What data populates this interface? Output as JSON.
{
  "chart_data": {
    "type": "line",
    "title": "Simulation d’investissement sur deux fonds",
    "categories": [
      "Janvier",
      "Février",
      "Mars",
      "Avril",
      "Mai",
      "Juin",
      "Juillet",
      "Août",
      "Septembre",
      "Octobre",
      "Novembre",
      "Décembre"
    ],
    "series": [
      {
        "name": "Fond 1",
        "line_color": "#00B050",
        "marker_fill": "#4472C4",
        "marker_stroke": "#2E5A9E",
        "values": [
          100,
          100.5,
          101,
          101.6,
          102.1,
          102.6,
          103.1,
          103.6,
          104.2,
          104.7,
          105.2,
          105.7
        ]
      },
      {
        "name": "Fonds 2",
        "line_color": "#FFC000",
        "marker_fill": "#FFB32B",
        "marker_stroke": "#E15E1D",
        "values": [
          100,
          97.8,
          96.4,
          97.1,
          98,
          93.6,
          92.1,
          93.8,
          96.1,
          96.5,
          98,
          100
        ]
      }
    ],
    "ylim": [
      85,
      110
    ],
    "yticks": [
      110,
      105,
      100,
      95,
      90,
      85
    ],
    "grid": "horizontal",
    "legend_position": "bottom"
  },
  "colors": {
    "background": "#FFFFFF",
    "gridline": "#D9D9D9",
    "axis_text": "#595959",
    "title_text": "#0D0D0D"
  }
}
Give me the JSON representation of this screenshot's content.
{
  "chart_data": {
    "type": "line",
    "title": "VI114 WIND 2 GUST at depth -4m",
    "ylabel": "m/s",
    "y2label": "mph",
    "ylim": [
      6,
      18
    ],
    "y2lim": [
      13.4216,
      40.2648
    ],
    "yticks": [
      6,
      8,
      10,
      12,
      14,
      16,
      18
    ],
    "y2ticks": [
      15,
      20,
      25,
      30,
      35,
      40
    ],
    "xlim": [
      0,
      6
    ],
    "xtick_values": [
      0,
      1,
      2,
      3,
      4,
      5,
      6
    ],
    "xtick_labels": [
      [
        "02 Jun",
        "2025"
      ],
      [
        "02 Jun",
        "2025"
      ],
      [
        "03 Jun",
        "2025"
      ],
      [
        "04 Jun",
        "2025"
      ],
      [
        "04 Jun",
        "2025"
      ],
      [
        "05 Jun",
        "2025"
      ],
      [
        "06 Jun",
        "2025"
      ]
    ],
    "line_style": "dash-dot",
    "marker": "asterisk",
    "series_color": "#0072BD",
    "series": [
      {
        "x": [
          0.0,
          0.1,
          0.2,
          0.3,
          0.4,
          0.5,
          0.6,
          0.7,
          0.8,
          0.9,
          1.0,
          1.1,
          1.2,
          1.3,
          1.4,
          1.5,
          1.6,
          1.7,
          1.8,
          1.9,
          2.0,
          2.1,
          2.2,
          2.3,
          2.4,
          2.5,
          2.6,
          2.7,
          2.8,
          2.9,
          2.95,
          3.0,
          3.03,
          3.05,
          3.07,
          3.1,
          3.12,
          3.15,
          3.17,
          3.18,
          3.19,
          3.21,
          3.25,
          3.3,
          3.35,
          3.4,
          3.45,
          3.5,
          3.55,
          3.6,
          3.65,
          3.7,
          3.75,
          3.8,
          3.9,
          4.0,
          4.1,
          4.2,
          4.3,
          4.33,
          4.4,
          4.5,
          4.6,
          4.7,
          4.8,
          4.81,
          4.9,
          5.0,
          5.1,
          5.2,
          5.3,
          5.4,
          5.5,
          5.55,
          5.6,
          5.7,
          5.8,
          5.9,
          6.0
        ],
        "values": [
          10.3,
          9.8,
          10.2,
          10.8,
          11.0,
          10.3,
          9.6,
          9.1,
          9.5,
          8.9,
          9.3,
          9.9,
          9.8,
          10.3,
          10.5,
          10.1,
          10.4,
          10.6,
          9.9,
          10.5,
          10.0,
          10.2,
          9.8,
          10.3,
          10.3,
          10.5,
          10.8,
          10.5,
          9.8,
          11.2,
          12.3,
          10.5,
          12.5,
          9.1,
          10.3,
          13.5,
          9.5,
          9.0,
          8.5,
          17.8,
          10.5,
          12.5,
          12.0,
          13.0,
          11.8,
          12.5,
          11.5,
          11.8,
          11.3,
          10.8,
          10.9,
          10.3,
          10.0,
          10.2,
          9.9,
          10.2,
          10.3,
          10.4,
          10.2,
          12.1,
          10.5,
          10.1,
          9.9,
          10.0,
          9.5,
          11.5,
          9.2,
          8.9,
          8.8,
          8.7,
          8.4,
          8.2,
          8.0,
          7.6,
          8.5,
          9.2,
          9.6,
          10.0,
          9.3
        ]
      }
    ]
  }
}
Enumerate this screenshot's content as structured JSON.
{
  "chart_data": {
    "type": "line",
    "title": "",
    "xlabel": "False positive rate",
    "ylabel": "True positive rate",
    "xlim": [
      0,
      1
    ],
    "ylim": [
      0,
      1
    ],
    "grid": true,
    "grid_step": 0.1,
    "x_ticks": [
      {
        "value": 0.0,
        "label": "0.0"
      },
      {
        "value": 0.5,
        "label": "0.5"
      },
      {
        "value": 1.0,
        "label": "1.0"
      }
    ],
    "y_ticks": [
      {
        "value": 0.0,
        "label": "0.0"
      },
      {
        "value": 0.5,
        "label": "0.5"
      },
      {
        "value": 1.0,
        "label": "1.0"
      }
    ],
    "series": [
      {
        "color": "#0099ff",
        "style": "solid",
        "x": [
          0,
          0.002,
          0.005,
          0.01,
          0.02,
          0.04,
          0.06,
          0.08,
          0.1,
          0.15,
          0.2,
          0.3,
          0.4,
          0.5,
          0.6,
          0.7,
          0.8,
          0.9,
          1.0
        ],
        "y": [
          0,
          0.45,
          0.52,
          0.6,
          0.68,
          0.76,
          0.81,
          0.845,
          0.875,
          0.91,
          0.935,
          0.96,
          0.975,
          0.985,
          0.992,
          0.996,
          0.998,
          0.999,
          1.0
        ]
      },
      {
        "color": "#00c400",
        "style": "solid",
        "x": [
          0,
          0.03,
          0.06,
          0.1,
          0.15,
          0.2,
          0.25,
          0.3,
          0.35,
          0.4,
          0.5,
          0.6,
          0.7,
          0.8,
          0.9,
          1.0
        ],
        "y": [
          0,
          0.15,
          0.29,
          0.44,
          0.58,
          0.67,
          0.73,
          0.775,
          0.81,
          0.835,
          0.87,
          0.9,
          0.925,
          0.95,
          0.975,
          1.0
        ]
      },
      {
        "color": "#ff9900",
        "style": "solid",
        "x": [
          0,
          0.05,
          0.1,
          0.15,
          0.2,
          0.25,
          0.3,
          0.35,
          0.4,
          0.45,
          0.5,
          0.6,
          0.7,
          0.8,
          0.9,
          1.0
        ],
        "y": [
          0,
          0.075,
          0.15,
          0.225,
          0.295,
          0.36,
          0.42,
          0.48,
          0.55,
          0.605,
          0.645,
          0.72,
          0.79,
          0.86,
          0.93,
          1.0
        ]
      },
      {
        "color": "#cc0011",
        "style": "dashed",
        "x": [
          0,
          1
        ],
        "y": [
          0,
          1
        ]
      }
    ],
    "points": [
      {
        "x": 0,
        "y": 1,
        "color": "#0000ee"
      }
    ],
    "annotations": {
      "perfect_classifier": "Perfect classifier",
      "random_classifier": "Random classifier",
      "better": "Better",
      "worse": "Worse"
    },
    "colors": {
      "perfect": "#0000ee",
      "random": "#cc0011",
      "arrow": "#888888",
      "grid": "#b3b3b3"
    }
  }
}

→ WHAT IS NEEDED:
Copy every line of the records word for word.

→ FINAL RESULT:
What data populates this interface? Output as JSON.
{
  "chart_data": {
    "type": "line",
    "title": "Simulation d’investissement sur deux fonds",
    "categories": [
      "Janvier",
      "Février",
      "Mars",
      "Avril",
      "Mai",
      "Juin",
      "Juillet",
      "Août",
      "Septembre",
      "Octobre",
      "Novembre",
      "Décembre"
    ],
    "series": [
      {
        "name": "Fond 1",
        "line_color": "#00B050",
        "marker_fill": "#4472C4",
        "marker_stroke": "#2E5A9E",
        "values": [
          100,
          100.5,
          101,
          101.6,
          102.1,
          102.6,
          103.1,
          103.6,
          104.2,
          104.7,
          105.2,
          105.7
        ]
      },
      {
        "name": "Fonds 2",
        "line_color": "#FFC000",
        "marker_fill": "#FFB32B",
        "marker_stroke": "#E15E1D",
        "values": [
          100,
          97.8,
          96.4,
          97.1,
          98,
          93.6,
          92.1,
          93.8,
          96.1,
          96.5,
          98,
          100
        ]
      }
    ],
    "ylim": [
      85,
      110
    ],
    "yticks": [
      110,
      105,
      100,
      95,
      90,
      85
    ],
    "grid": "horizontal",
    "legend_position": "bottom"
  },
  "colors": {
    "background": "#FFFFFF",
    "gridline": "#D9D9D9",
    "axis_text": "#595959",
    "title_text": "#0D0D0D"
  }
}
Give me the JSON representation of this screenshot's content.
{
  "chart_data": {
    "type": "line",
    "title": "VI114 WIND 2 GUST at depth -4m",
    "ylabel": "m/s",
    "y2label": "mph",
    "ylim": [
      6,
      18
    ],
    "y2lim": [
      13.4216,
      40.2648
    ],
    "yticks": [
      6,
      8,
      10,
      12,
      14,
      16,
      18
    ],
    "y2ticks": [
      15,
      20,
      25,
      30,
      35,
      40
    ],
    "xlim": [
      0,
      6
    ],
    "xtick_values": [
      0,
      1,
      2,
      3,
      4,
      5,
      6
    ],
    "xtick_labels": [
      [
        "02 Jun",
        "2025"
      ],
      [
        "02 Jun",
        "2025"
      ],
      [
        "03 Jun",
        "2025"
      ],
      [
        "04 Jun",
        "2025"
      ],
      [
        "04 Jun",
        "2025"
      ],
      [
        "05 Jun",
        "2025"
      ],
      [
        "06 Jun",
        "2025"
      ]
    ],
    "line_style": "dash-dot",
    "marker": "asterisk",
    "series_color": "#0072BD",
    "series": [
      {
        "x": [
          0.0,
          0.1,
          0.2,
          0.3,
          0.4,
          0.5,
          0.6,
          0.7,
          0.8,
          0.9,
          1.0,
          1.1,
          1.2,
          1.3,
          1.4,
          1.5,
          1.6,
          1.7,
          1.8,
          1.9,
          2.0,
          2.1,
          2.2,
          2.3,
          2.4,
          2.5,
          2.6,
          2.7,
          2.8,
          2.9,
          2.95,
          3.0,
          3.03,
          3.05,
          3.07,
          3.1,
          3.12,
          3.15,
          3.17,
          3.18,
          3.19,
          3.21,
          3.25,
          3.3,
          3.35,
          3.4,
          3.45,
          3.5,
          3.55,
          3.6,
          3.65,
          3.7,
          3.75,
          3.8,
          3.9,
          4.0,
          4.1,
          4.2,
          4.3,
          4.33,
          4.4,
          4.5,
          4.6,
          4.7,
          4.8,
          4.81,
          4.9,
          5.0,
          5.1,
          5.2,
          5.3,
          5.4,
          5.5,
          5.55,
          5.6,
          5.7,
          5.8,
          5.9,
          6.0
        ],
        "values": [
          10.3,
          9.8,
          10.2,
          10.8,
          11.0,
          10.3,
          9.6,
          9.1,
          9.5,
          8.9,
          9.3,
          9.9,
          9.8,
          10.3,
          10.5,
          10.1,
          10.4,
          10.6,
          9.9,
          10.5,
          10.0,
          10.2,
          9.8,
          10.3,
          10.3,
          10.5,
          10.8,
          10.5,
          9.8,
          11.2,
          12.3,
          10.5,
          12.5,
          9.1,
          10.3,
          13.5,
          9.5,
          9.0,
          8.5,
          17.8,
          10.5,
          12.5,
          12.0,
          13.0,
          11.8,
          12.5,
          11.5,
          11.8,
          11.3,
          10.8,
          10.9,
          10.3,
          10.0,
          10.2,
          9.9,
          10.2,
          10.3,
          10.4,
          10.2,
          12.1,
          10.5,
          10.1,
          9.9,
          10.0,
          9.5,
          11.5,
          9.2,
          8.9,
          8.8,
          8.7,
          8.4,
          8.2,
          8.0,
          7.6,
          8.5,
          9.2,
          9.6,
          10.0,
          9.3
        ]
      }
    ]
  }
}
Enumerate this screenshot's content as structured JSON.
{
  "chart_data": {
    "type": "line",
    "title": "",
    "xlabel": "False positive rate",
    "ylabel": "True positive rate",
    "xlim": [
      0,
      1
    ],
    "ylim": [
      0,
      1
    ],
    "grid": true,
    "grid_step": 0.1,
    "x_ticks": [
      {
        "value": 0.0,
        "label": "0.0"
      },
      {
        "value": 0.5,
        "label": "0.5"
      },
      {
        "value": 1.0,
        "label": "1.0"
      }
    ],
    "y_ticks": [
      {
        "value": 0.0,
        "label": "0.0"
      },
      {
        "value": 0.5,
        "label": "0.5"
      },
      {
        "value": 1.0,
        "label": "1.0"
      }
    ],
    "series": [
      {
        "color": "#0099ff",
        "style": "solid",
        "x": [
          0,
          0.002,
          0.005,
          0.01,
          0.02,
          0.04,
          0.06,
          0.08,
          0.1,
          0.15,
          0.2,
          0.3,
          0.4,
          0.5,
          0.6,
          0.7,
          0.8,
          0.9,
          1.0
        ],
        "y": [
          0,
          0.45,
          0.52,
          0.6,
          0.68,
          0.76,
          0.81,
          0.845,
          0.875,
          0.91,
          0.935,
          0.96,
          0.975,
          0.985,
          0.992,
          0.996,
          0.998,
          0.999,
          1.0
        ]
      },
      {
        "color": "#00c400",
        "style": "solid",
        "x": [
          0,
          0.03,
          0.06,
          0.1,
          0.15,
          0.2,
          0.25,
          0.3,
          0.35,
          0.4,
          0.5,
          0.6,
          0.7,
          0.8,
          0.9,
          1.0
        ],
        "y": [
          0,
          0.15,
          0.29,
          0.44,
          0.58,
          0.67,
          0.73,
          0.775,
          0.81,
          0.835,
          0.87,
          0.9,
          0.925,
          0.95,
          0.975,
          1.0
        ]
      },
      {
        "color": "#ff9900",
        "style": "solid",
        "x": [
          0,
          0.05,
          0.1,
          0.15,
          0.2,
          0.25,
          0.3,
          0.35,
          0.4,
          0.45,
          0.5,
          0.6,
          0.7,
          0.8,
          0.9,
          1.0
        ],
        "y": [
          0,
          0.075,
          0.15,
          0.225,
          0.295,
          0.36,
          0.42,
          0.48,
          0.55,
          0.605,
          0.645,
          0.72,
          0.79,
          0.86,
          0.93,
          1.0
        ]
      },
      {
        "color": "#cc0011",
        "style": "dashed",
        "x": [
          0,
          1
        ],
        "y": [
          0,
          1
        ]
      }
    ],
    "points": [
      {
        "x": 0,
        "y": 1,
        "color": "#0000ee"
      }
    ],
    "annotations": {
      "perfect_classifier": "Perfect classifier",
      "random_classifier": "Random classifier",
      "better": "Better",
      "worse": "Worse"
    },
    "colors": {
      "perfect": "#0000ee",
      "random": "#cc0011",
      "arrow": "#888888",
      "grid": "#b3b3b3"
    }
  }
}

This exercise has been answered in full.